Задания ->
(a) С каких трех сторон, согласно тексту об УПЦ, идут гонения на эту Церковь?
(b) Замени «data-point» на «point» в строках данных, начиная со строки с «x-tick-label: 49 <box>541 705 556 721</box>» и заканчивая строкой с «data-point <box>173 475 185 487</box>» включительно. Больше ничего не меняй и выведи только эти строки.

Текст ->
──────────────────────────────

Сейчас ведутся очень активные дискуссии внутри УПЦ по поводу нашего статуса, целесообразности или нецелесообразности провозглашения автокефалии. А ведь эти дискуссии на самом деле и есть порождения нашего церковного сознания, привыкшего мыслить не в евангельских, а в административных категориях. Таких людей волнуют статусы, юрисдикции, диптихи, признания-непризнания и так далее. Можно только подивиться мудрости нашего Предстоятеля Блаженнейшего Онуфрия, который не пошел на поводу различных церковных групп, мыслящих административно и который предложил решение, принятое в итоге всей полнотой УПЦ: мы объявляем о полной независимости от РПЦ, считаем себя по факту Поместной Церковью, коей по сути и являемся, но не объявляем об автокефалии, не загоняем себя в рамки этих административных схем, отживающих свой век. УПЦ является Церковью Христовой, она осуществляет свою миссию благовествования Царства Божия, но не втягивается в бесплодную и никому не нужную борьбу за статусы и юрисдикции (по крайней мере, пока).
На нашу Церковь гонения идут с трех сторон: во-первых, со стороны государства, которому нужна государственная церковь. Она нужна государству для консолидации общества, для идеологической пропаганды, что особенно актуально в сегодняшних условиях войны, в меньшей степени для сакрализации государственной власти и так далее. Поэтому (в том числе) государство и пытается загнать все конфессии, именующие себя православными в одну религиозную организацию, которая выполняла бы определенные государственные и общественные функции. Во-вторых, идет гонение со стороны Константинопольского патриархата, действующего и напрямую, и с помощью американских дипломатов. Современный Фанар пытается законсервировать ту средневековую модель, при которой он был фактически (но не канонически) главой всех православных, а также центром эллинизма. И УПЦ, которая воспротивилась этим амбициям, для Фанара просто как кость в горле. Ну и в-третьих, это давление (которое постепенно перерастает в гонение) со стороны РПЦ. Официально нас еще не называют раскольниками и не запрещают в священнослужении (что само по себе абсурдно), но подобные оценки уже очень громко звучат из уст отдельных иерархов и медийных персон РПЦ. Плюс РПЦ открыто захватывает общины и целые епархии, которые находятся на временно оккупированных территориях Украины. Иными словами, Фанар нас, при помощи государственной власти пытается втянуть в свою административную структуру, РПЦ в свою, хотя и в значительно меньшей степени, поскольку у РПЦ значительно меньше инструментов давления на УПЦ.

──────────────────────────────

Данные для упражнения ->
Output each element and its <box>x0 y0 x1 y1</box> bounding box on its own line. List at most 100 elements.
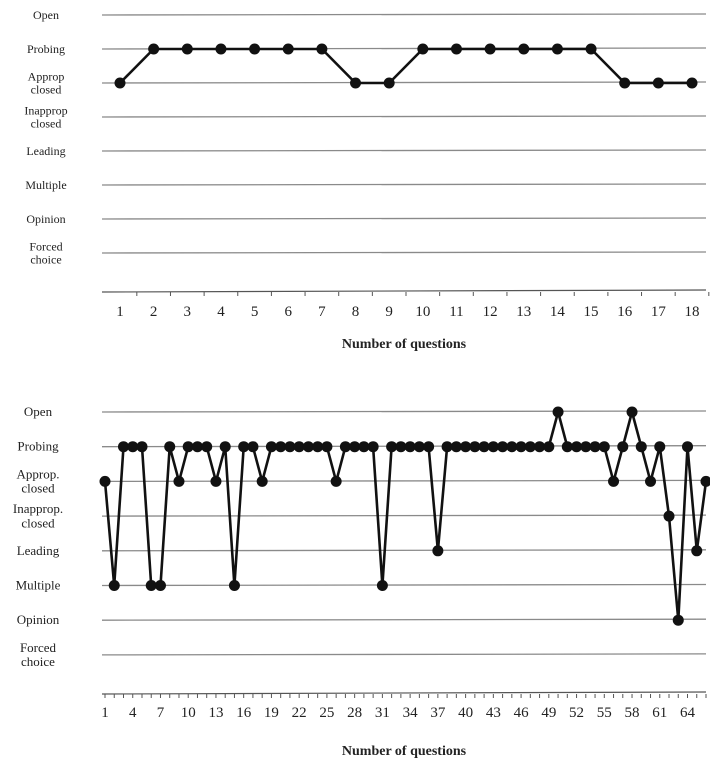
x-tick-label: 49 <box>541 705 556 721</box>
data-point <box>478 441 490 453</box>
y-category-label: Multiple <box>25 178 66 192</box>
x-tick-label: 31 <box>375 705 390 721</box>
data-point <box>238 441 250 453</box>
x-tick-label: 52 <box>569 705 584 721</box>
gridline <box>101 583 707 587</box>
data-point <box>686 77 698 89</box>
x-tick-label: 4 <box>217 304 225 320</box>
data-point <box>127 441 139 453</box>
y-category-label: Open <box>33 8 59 22</box>
x-tick-label: 6 <box>284 304 292 320</box>
x-tick-label: 18 <box>685 304 700 320</box>
data-point <box>484 43 496 55</box>
x-tick-label: 13 <box>208 705 223 721</box>
data-point <box>518 43 530 55</box>
data-point <box>173 475 185 487</box>
x-tick-label: 55 <box>597 705 612 721</box>
data-point <box>182 441 194 453</box>
x-tick-label: 58 <box>625 705 640 721</box>
gridline <box>101 514 707 517</box>
data-point <box>117 441 129 453</box>
data-point <box>423 441 435 453</box>
y-category-label: Forced choice <box>20 640 57 669</box>
data-point <box>585 43 597 55</box>
data-point <box>654 441 666 453</box>
x-tick-label: 19 <box>264 705 279 721</box>
data-point <box>349 441 361 453</box>
x-tick-label: 3 <box>184 304 192 320</box>
y-category-label: Leading <box>17 543 60 558</box>
gridline <box>101 81 707 84</box>
data-point <box>580 441 592 453</box>
x-tick-label: 61 <box>652 705 667 721</box>
y-category-label: Leading <box>26 144 65 158</box>
data-point <box>339 441 351 453</box>
data-point <box>663 510 675 522</box>
data-point <box>284 441 296 453</box>
data-point <box>450 441 462 453</box>
gridline <box>101 410 707 413</box>
data-point <box>497 441 509 453</box>
gridline <box>101 618 707 621</box>
x-tick-label: 16 <box>617 304 633 320</box>
data-point <box>350 77 362 89</box>
data-point <box>635 441 647 453</box>
gridline <box>101 13 707 16</box>
x-tick-label: 11 <box>449 304 463 320</box>
data-point <box>524 441 536 453</box>
data-point <box>441 441 453 453</box>
data-point <box>691 545 703 557</box>
x-tick-label: 22 <box>292 705 307 721</box>
data-point <box>589 441 601 453</box>
data-point <box>487 441 499 453</box>
data-point <box>191 441 203 453</box>
y-category-label: Approp. closed <box>17 466 60 495</box>
data-point <box>682 441 694 453</box>
x-tick-label: 64 <box>680 705 696 721</box>
x-tick-label: 17 <box>651 304 667 320</box>
data-point <box>249 43 261 55</box>
data-point <box>534 441 546 453</box>
x-axis <box>101 289 707 293</box>
data-point <box>460 441 472 453</box>
data-point <box>608 475 620 487</box>
data-point <box>99 475 111 487</box>
y-category-label: Opinion <box>26 212 65 226</box>
data-point <box>413 441 425 453</box>
data-point <box>645 475 657 487</box>
y-category-label: Probing <box>17 439 59 454</box>
x-tick-label: 13 <box>516 304 531 320</box>
data-point <box>256 475 268 487</box>
x-tick-label: 7 <box>157 705 165 721</box>
gridline <box>101 479 707 483</box>
data-point <box>404 441 416 453</box>
x-tick-label: 25 <box>319 705 334 721</box>
gridline <box>101 115 707 118</box>
y-category-label: Open <box>24 404 53 419</box>
data-point <box>302 441 314 453</box>
x-tick-label: 15 <box>584 304 599 320</box>
data-point <box>561 441 573 453</box>
data-point <box>469 441 481 453</box>
y-category-label: Inapprop. closed <box>13 501 63 530</box>
data-point <box>619 77 631 89</box>
data-point <box>598 441 610 453</box>
data-point <box>571 441 583 453</box>
gridline <box>101 149 707 152</box>
x-tick-label: 43 <box>486 705 501 721</box>
x-tick-label: 4 <box>129 705 137 721</box>
data-point <box>617 441 629 453</box>
x-tick-label: 34 <box>403 705 419 721</box>
gridline <box>101 653 707 656</box>
data-point <box>321 441 333 453</box>
x-tick-label: 1 <box>101 705 109 721</box>
data-point <box>652 77 664 89</box>
data-point <box>275 441 287 453</box>
data-point <box>293 441 305 453</box>
data-point <box>672 614 684 626</box>
gridline <box>101 217 707 220</box>
x-tick-label: 10 <box>415 304 430 320</box>
x-axis-title: Number of questions <box>342 744 467 759</box>
data-point <box>247 441 259 453</box>
data-point <box>210 475 222 487</box>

──────────────────────────────

Ответы к заданиям ->
(a) Со стороны государства, Константинопольского патриархата и РПЦ.

(b)
x-tick-label: 49 <box>541 705 556 721</box>
point <box>478 441 490 453</box>
y-category-label: Multiple <box>25 178 66 192</box>
x-tick-label: 31 <box>375 705 390 721</box>
point <box>238 441 250 453</box>
x-tick-label: 52 <box>569 705 584 721</box>
gridline <box>101 583 707 587</box>
point <box>686 77 698 89</box>
x-tick-label: 4 <box>217 304 225 320</box>
point <box>127 441 139 453</box>
y-category-label: Open <box>33 8 59 22</box>
x-tick-label: 6 <box>284 304 292 320</box>
x-tick-label: 18 <box>685 304 700 320</box>
point <box>484 43 496 55</box>
x-tick-label: 13 <box>208 705 223 721</box>
point <box>518 43 530 55</box>
point <box>173 475 185 487</box>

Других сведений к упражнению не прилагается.